_THE TASK_: Retype the full set of records. Keep every character identical.

[begin RECORDS]

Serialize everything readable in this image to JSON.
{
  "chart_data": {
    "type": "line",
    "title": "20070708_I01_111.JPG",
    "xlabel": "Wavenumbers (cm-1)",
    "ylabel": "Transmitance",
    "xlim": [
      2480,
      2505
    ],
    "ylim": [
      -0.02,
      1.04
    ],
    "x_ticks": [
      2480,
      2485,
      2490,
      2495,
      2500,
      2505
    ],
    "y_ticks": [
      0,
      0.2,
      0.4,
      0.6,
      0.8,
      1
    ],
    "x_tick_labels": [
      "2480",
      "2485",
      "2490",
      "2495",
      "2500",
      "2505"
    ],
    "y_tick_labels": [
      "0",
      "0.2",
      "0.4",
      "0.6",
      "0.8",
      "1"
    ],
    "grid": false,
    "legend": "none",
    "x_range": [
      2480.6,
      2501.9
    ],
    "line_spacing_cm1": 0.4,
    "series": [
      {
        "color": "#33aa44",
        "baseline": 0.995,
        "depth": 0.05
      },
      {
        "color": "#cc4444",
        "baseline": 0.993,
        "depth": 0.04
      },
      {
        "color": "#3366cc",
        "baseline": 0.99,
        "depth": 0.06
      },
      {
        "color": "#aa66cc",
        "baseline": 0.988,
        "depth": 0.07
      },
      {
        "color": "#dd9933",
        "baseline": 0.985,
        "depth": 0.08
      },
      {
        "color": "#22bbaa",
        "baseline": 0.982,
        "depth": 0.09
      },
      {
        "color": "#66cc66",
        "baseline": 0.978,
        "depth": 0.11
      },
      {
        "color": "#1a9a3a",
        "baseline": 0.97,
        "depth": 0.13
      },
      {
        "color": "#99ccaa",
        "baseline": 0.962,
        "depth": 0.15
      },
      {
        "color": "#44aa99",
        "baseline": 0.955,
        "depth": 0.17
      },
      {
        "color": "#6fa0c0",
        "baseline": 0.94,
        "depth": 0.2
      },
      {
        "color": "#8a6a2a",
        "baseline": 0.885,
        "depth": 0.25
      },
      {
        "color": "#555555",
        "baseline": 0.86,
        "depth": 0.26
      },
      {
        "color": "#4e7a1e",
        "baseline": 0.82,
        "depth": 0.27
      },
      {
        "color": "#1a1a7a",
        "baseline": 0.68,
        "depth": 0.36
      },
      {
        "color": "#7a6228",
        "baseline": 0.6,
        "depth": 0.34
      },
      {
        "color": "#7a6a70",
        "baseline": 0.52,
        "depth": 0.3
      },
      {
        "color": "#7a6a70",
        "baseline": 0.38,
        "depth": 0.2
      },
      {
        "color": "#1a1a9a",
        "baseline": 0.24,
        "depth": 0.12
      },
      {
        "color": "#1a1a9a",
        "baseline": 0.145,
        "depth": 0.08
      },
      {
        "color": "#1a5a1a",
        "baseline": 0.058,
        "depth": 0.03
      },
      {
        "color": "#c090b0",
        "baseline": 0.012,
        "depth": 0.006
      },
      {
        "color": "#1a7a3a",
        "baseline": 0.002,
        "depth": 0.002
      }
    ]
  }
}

[end RECORDS]

_ANSWER IN FULL_:
Serialize everything readable in this image to JSON.
{
  "chart_data": {
    "type": "line",
    "title": "20070708_I01_111.JPG",
    "xlabel": "Wavenumbers (cm-1)",
    "ylabel": "Transmitance",
    "xlim": [
      2480,
      2505
    ],
    "ylim": [
      -0.02,
      1.04
    ],
    "x_ticks": [
      2480,
      2485,
      2490,
      2495,
      2500,
      2505
    ],
    "y_ticks": [
      0,
      0.2,
      0.4,
      0.6,
      0.8,
      1
    ],
    "x_tick_labels": [
      "2480",
      "2485",
      "2490",
      "2495",
      "2500",
      "2505"
    ],
    "y_tick_labels": [
      "0",
      "0.2",
      "0.4",
      "0.6",
      "0.8",
      "1"
    ],
    "grid": false,
    "legend": "none",
    "x_range": [
      2480.6,
      2501.9
    ],
    "line_spacing_cm1": 0.4,
    "series": [
      {
        "color": "#33aa44",
        "baseline": 0.995,
        "depth": 0.05
      },
      {
        "color": "#cc4444",
        "baseline": 0.993,
        "depth": 0.04
      },
      {
        "color": "#3366cc",
        "baseline": 0.99,
        "depth": 0.06
      },
      {
        "color": "#aa66cc",
        "baseline": 0.988,
        "depth": 0.07
      },
      {
        "color": "#dd9933",
        "baseline": 0.985,
        "depth": 0.08
      },
      {
        "color": "#22bbaa",
        "baseline": 0.982,
        "depth": 0.09
      },
      {
        "color": "#66cc66",
        "baseline": 0.978,
        "depth": 0.11
      },
      {
        "color": "#1a9a3a",
        "baseline": 0.97,
        "depth": 0.13
      },
      {
        "color": "#99ccaa",
        "baseline": 0.962,
        "depth": 0.15
      },
      {
        "color": "#44aa99",
        "baseline": 0.955,
        "depth": 0.17
      },
      {
        "color": "#6fa0c0",
        "baseline": 0.94,
        "depth": 0.2
      },
      {
        "color": "#8a6a2a",
        "baseline": 0.885,
        "depth": 0.25
      },
      {
        "color": "#555555",
        "baseline": 0.86,
        "depth": 0.26
      },
      {
        "color": "#4e7a1e",
        "baseline": 0.82,
        "depth": 0.27
      },
      {
        "color": "#1a1a7a",
        "baseline": 0.68,
        "depth": 0.36
      },
      {
        "color": "#7a6228",
        "baseline": 0.6,
        "depth": 0.34
      },
      {
        "color": "#7a6a70",
        "baseline": 0.52,
        "depth": 0.3
      },
      {
        "color": "#7a6a70",
        "baseline": 0.38,
        "depth": 0.2
      },
      {
        "color": "#1a1a9a",
        "baseline": 0.24,
        "depth": 0.12
      },
      {
        "color": "#1a1a9a",
        "baseline": 0.145,
        "depth": 0.08
      },
      {
        "color": "#1a5a1a",
        "baseline": 0.058,
        "depth": 0.03
      },
      {
        "color": "#c090b0",
        "baseline": 0.012,
        "depth": 0.006
      },
      {
        "color": "#1a7a3a",
        "baseline": 0.002,
        "depth": 0.002
      }
    ]
  }
}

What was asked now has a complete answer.